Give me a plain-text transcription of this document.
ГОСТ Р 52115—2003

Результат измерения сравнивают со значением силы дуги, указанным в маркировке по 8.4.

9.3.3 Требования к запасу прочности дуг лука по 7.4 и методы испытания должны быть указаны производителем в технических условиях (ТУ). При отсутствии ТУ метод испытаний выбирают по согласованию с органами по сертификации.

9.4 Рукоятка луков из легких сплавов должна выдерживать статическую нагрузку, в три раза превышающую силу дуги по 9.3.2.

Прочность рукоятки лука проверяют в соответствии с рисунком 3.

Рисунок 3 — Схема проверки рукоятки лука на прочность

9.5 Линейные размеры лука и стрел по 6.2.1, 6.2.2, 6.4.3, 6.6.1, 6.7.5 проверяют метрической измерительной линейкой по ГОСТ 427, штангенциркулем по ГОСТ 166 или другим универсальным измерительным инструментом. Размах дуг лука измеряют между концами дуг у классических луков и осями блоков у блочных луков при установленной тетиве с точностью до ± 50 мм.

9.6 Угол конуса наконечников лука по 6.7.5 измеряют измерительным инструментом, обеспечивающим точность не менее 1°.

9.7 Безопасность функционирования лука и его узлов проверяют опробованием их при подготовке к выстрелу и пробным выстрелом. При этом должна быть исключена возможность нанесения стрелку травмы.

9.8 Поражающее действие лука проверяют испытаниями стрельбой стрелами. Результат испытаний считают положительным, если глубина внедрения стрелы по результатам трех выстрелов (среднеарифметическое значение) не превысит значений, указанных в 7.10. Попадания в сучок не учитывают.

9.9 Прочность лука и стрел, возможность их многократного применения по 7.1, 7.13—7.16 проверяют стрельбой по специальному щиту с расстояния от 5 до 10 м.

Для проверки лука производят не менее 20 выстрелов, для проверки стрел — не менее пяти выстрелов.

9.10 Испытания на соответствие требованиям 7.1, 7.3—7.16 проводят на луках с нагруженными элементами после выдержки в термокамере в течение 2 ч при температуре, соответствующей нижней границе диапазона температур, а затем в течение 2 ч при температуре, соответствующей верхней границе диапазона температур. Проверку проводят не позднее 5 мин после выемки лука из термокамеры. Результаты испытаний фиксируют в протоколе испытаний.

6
------------------------------
## EXERCISE BRIEF:
Show all lines in the entries above where the string "выстрелов" appears.

## FINAL RESULT:
9.8 Поражающее действие лука проверяют испытаниями стрельбой стрелами. Результат испытаний считают положительным, если глубина внедрения стрелы по результатам трех выстрелов (среднеарифметическое значение) не превысит значений, указанных в 7.10. Попадания в сучок не учитывают.
Для проверки лука производят не менее 20 выстрелов, для проверки стрел — не менее пяти выстрелов.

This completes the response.